* **TASK OBJECTIVE**: Without pictures, output exactly the lines running from the line containing "Convert this document image to plain text." to the end of the listing below.

* **SUPPLIED INFORMATION**:
★ ★ ★

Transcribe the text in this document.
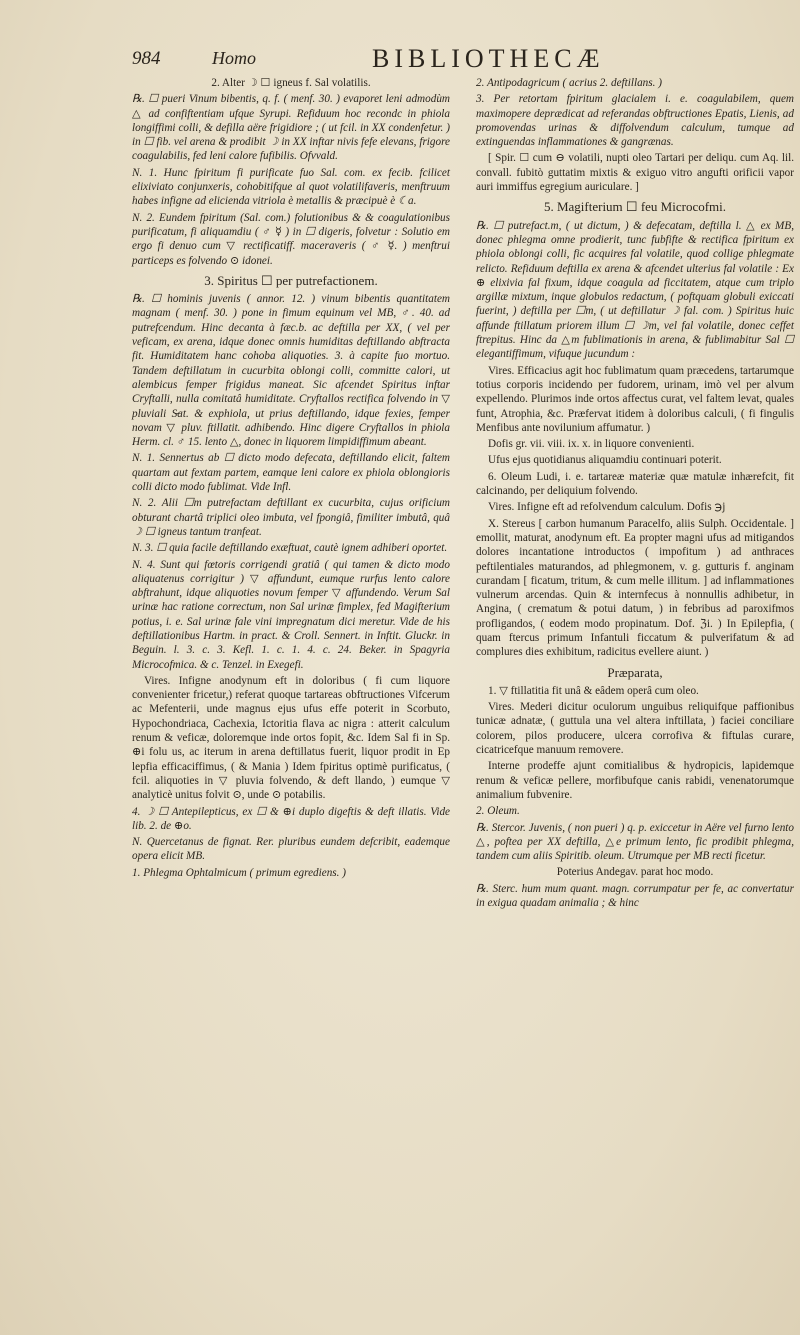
984	Homo	BIBLIOTHECÆ

2. Alter ☽ ☐ igneus f. Sal volatilis.

℞. ☐ pueri Vinum bibentis, q. f. ( menf. 30. ) evaporet leni admodùm △ ad confiftentiam ufque Syrupi. Refiduum hoc recondc in phiola longiffimi colli, & defilla aëre frigidiore ; ( ut fcil. in XX condenfetur. ) in ☐ fib. vel arena & prodibit ☽ in XX inftar nivis fefe elevans, frigore coagulabilis, fed leni calore fufibilis. Ofvvald.

N. 1. Hunc fpiritum fi purificate fuo Sal. com. ex fecib. fcilicet elixiviato conjunxeris, cohobitifque al quot volatilifaveris, menftruum habes infigne ad elicienda vitriola è metallis & præcipuè è ☾a.

N. 2. Eundem fpiritum (Sal. com.) folutionibus & & coagulationibus purificatum, fi aliquamdiu ( ♂ ☿ ) in ☐ digeris, folvetur : Solutio em ergo fi denuo cum ▽ rectificatiff. maceraveris ( ♂ ☿. ) menftrui particeps es folvendo ⊙ idonei.

3. Spiritus ☐ per putrefactionem.

℞. ☐ hominis juvenis ( annor. 12. ) vinum bibentis quantitatem magnam ( menf. 30. ) pone in fimum equinum vel MB, ♂. 40. ad putrefcendum. Hinc decanta à fæc.b. ac deftilla per XX, ( vel per veficam, ex arena, idque donec omnis humiditas deftillando abftracta fit. Humiditatem hanc cohoba aliquoties. 3. à capite fuo mortuo. Tandem deftillatum in cucurbita oblongi colli, committe calori, ut alembicus femper frigidus maneat. Sic afcendet Spiritus inftar Cryftalli, nulla comitatâ humiditate. Cryftallos rectifica folvendo in ▽ pluviali S̶at. & exphiola, ut prius deftillando, idque fexies, femper novam ▽ pluv. ftillatit. adhibendo. Hinc digere Cryftallos in phiola Herm. cl. ♂ 15. lento △, donec in liquorem limpidiffimum abeant.

N. 1. Sennertus ab ☐ dicto modo defecata, deftillando elicit, faltem quartam aut fextam partem, eamque leni calore ex phiola oblongioris colli dicto modo fublimat. Vide Infl.

N. 2. Alii ☐m putrefactam deftillant ex cucurbita, cujus orificium obturant chartâ triplici oleo imbuta, vel fpongiâ, fimiliter imbutâ, quâ ☽ ☐ igneus tantum tranfeat.

N. 3. ☐ quia facile deftillando exæftuat, cautè ignem adhiberi oportet.

N. 4. Sunt qui fœtoris corrigendi gratiâ ( qui tamen & dicto modo aliquatenus corrigitur ) ▽ affundunt, eumque rurfus lento calore abftrahunt, idque aliquoties novum femper ▽ affundendo. Verum Sal urinæ hac ratione correctum, non Sal urinæ fimplex, fed Magifterium potius, i. e. Sal urinæ fale vini impregnatum dici meretur. Vide de his deftillationibus Hartm. in pract. & Croll. Sennert. in Inftit. Gluckr. in Beguin. l. 3. c. 3. Kefl. 1. c. 1. 4. c. 24. Beker. in Spagyria Microcofmica. & c. Tenzel. in Exegefi.

Vires. Infigne anodynum eft in doloribus ( fi cum liquore convenienter fricetur,) referat quoque tartareas obftructiones Vifcerum ac Mefenterii, unde magnus ejus ufus effe poterit in Scorbuto, Hypochondriaca, Cachexia, Ictoritia flava ac nigra : atterit calculum renum & veficæ, doloremque inde ortos fopit, &c. Idem Sal fi in Sp. ⊕i folu us, ac iterum in arena deftillatus fuerit, liquor prodit in Ep lepfia efficaciffimus, ( & Mania ) Idem fpiritus optimè purificatus, ( fcil. aliquoties in ▽ pluvia folvendo, & deft llando, ) eumque ▽ analyticè unitus folvit ⊙, unde ⊙ potabilis.

4. ☽ ☐ Antepilepticus, ex ☐ & ⊕i duplo digeftis & deft illatis. Vide lib. 2. de ⊕o.

N. Quercetanus de fignat. Rer. pluribus eundem defcribit, eademque opera elicit MB.

1. Phlegma Ophtalmicum ( primum egrediens. )

2. Antipodagricum ( acrius 2. deftillans. )

3. Per retortam fpiritum glacialem i. e. coagulabilem, quem maximopere deprædicat ad referandas obftructiones Epatis, Lienis, ad promovendas urinas & diffolvendum calculum, tumque ad extinguendas inflammationes & gangrænas.

[ Spir. ☐ cum ⊖ volatili, nupti oleo Tartari per deliqu. cum Aq. lil. convall. fubitò guttatim mixtis & exiguo vitro angufti orificii vapor auri immiffus egregium auriculare. ]

5. Magifterium ☐ feu Microcofmi.

℞. ☐ putrefact.m, ( ut dictum, ) & defecatam, deftilla l. △ ex MB, donec phlegma omne prodierit, tunc fubfifte & rectifica fpiritum ex phiola oblongi colli, fic acquires fal volatile, quod collige phlegmate relicto. Refiduum deftilla ex arena & afcendet ulterius fal volatile : Ex ⊕ elixivia fal fixum, idque coagula ad ficcitatem, atque cum triplo argillæ mixtum, inque globulos redactum, ( poftquam globuli exiccati fuerint, ) deftilla per ☐m, ( ut deftillatur ☽ fal. com. ) Spiritus huic affunde ftillatum priorem illum ☐ ☽m, vel fal volatile, donec ceffet ftrepitus. Hinc da △m fublimationis in arena, & fublimabitur Sal ☐ elegantiffimum, vifuque jucundum :

Vires. Efficacius agit hoc fublimatum quam præcedens, tartarumque totius corporis incidendo per fudorem, urinam, imò vel per alvum expellendo. Plurimos inde ortos affectus curat, vel faltem levat, quales funt, Atrophia, &c. Præfervat itidem à doloribus calculi, ( fi fingulis Menfibus ante novilunium affumatur. )

Dofis gr. vii. viii. ix. x. in liquore convenienti.

Ufus ejus quotidianus aliquamdiu continuari poterit.

6. Oleum Ludi, i. e. tartareæ materiæ quæ matulæ inhærefcit, fit calcinando, per deliquium folvendo.

Vires. Infigne eft ad refolvendum calculum. Dofis ℈j

X. Stereus [ carbon humanum Paracelfo, aliis Sulph. Occidentale. ] emollit, maturat, anodynum eft. Ea propter magni ufus ad mitigandos dolores incantatione introductos ( impofitum ) ad anthraces peftilentiales maturandos, ad phlegmonem, v. g. gutturis f. anginam curandam [ ficatum, tritum, & cum melle illitum. ] ad inflammationes vulnerum arcendas. Quin & internfecus à nonnullis adhibetur, in Angina, ( crematum & potui datum, ) in febribus ad paroxifmos profligandos, ( eodem modo propinatum. Dof. ℨi. ) In Epilepfia, ( quam ftercus primum Infantuli ficcatum & pulverifatum & ad complures dies exhibitum, radicitus evellere aiunt. )

Præparata,

1. ▽ ftillatitia fit unâ & eâdem operâ cum oleo.

Vires. Mederi dicitur oculorum unguibus reliquifque paffionibus tunicæ adnatæ, ( guttula una vel altera inftillata, ) faciei conciliare colorem, pilos producere, ulcera corrofiva & fiftulas curare, cicatricefque manuum removere.

Interne prodeffe ajunt comitialibus & hydropicis, lapidemque renum & veficæ pellere, morfibufque canis rabidi, venenatorumque animalium fubvenire.

2. Oleum.

℞. Stercor. Juvenis, ( non pueri ) q. p. exiccetur in Aëre vel furno lento △, poftea per XX deftilla, △e primum lento, fic prodibit phlegma, tandem cum aliis Spiritib. oleum. Utrumque per MB recti ficetur.

Poterius Andegav. parat hoc modo.

℞. Sterc. hum mum quant. magn. corrumpatur per fe, ac convertatur in exigua quadam animalia ; & hinc
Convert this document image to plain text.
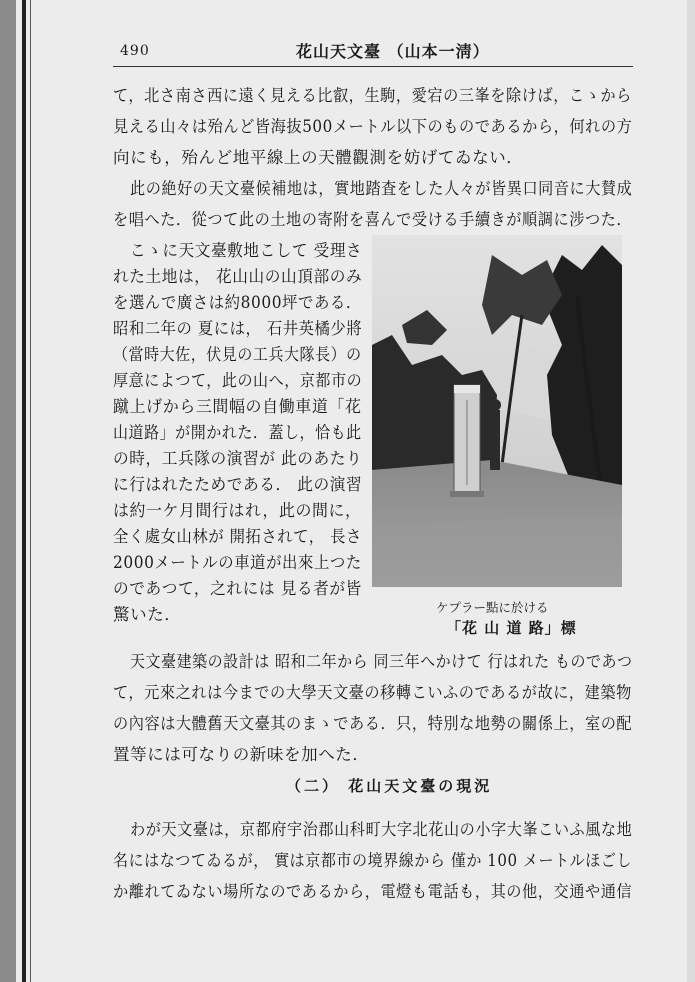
490	花山天文臺 （山本一淸）
て，北さ南さ西に遠く見える比叡，生駒，愛宕の三峯を除けば，こゝから
見える山々は殆んど皆海抜500メートル以下のものであるから，何れの方
向にも，殆んど地平線上の天體觀測を妨げてゐない．
此の絶好の天文臺候補地は，實地踏査をした人々が皆異口同音に大賛成
を唱へた．從つて此の土地の寄附を喜んで受ける手續きが順調に涉つた．
こゝに天文臺敷地こして 受理さ
れた土地は， 花山山の山頂部のみ
を選んで廣さは約8000坪である．
昭和二年の 夏には， 石井英橘少將
（當時大佐，伏見の工兵大隊長）の
厚意によつて，此の山へ，京都市の
蹴上げから三間幅の自働車道「花
山道路」が開かれた．蓋し，恰も此
の時，工兵隊の演習が 此のあたり
に行はれたためである． 此の演習
は約一ケ月間行はれ，此の間に，
全く處女山林が 開拓されて， 長さ
2000メートルの車道が出來上つた
のであつて，之れには 見る者が皆
驚いた．	ケプラー點に於ける
「花 山 道 路」標
天文臺建築の設計は 昭和二年から 同三年へかけて 行はれた ものであつ
て，元來之れは今までの大學天文臺の移轉こいふのであるが故に，建築物
の內容は大體舊天文臺其のまゝである．只，特別な地勢の關係上，室の配
置等には可なりの新味を加へた．
（二） 花山天文臺の現況
わが天文臺は，京都府宇治郡山科町大字北花山の小字大峯こいふ風な地
名にはなつてゐるが， 實は京都市の境界線から 僅か 100 メートルほごし
か離れてゐない場所なのであるから，電燈も電話も，其の他，交通や通信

★ ★ ★

* **ANSWER TO THIS TASK**:
Convert this document image to plain text.
490	花山天文臺 （山本一淸）
て，北さ南さ西に遠く見える比叡，生駒，愛宕の三峯を除けば，こゝから
見える山々は殆んど皆海抜500メートル以下のものであるから，何れの方
向にも，殆んど地平線上の天體觀測を妨げてゐない．
此の絶好の天文臺候補地は，實地踏査をした人々が皆異口同音に大賛成
を唱へた．從つて此の土地の寄附を喜んで受ける手續きが順調に涉つた．
こゝに天文臺敷地こして 受理さ
れた土地は， 花山山の山頂部のみ
を選んで廣さは約8000坪である．
昭和二年の 夏には， 石井英橘少將
（當時大佐，伏見の工兵大隊長）の
厚意によつて，此の山へ，京都市の
蹴上げから三間幅の自働車道「花
山道路」が開かれた．蓋し，恰も此
の時，工兵隊の演習が 此のあたり
に行はれたためである． 此の演習
は約一ケ月間行はれ，此の間に，
全く處女山林が 開拓されて， 長さ
2000メートルの車道が出來上つた
のであつて，之れには 見る者が皆
驚いた．	ケプラー點に於ける
「花 山 道 路」標
天文臺建築の設計は 昭和二年から 同三年へかけて 行はれた ものであつ
て，元來之れは今までの大學天文臺の移轉こいふのであるが故に，建築物
の內容は大體舊天文臺其のまゝである．只，特別な地勢の關係上，室の配
置等には可なりの新味を加へた．
（二） 花山天文臺の現況
わが天文臺は，京都府宇治郡山科町大字北花山の小字大峯こいふ風な地
名にはなつてゐるが， 實は京都市の境界線から 僅か 100 メートルほごし
か離れてゐない場所なのであるから，電燈も電話も，其の他，交通や通信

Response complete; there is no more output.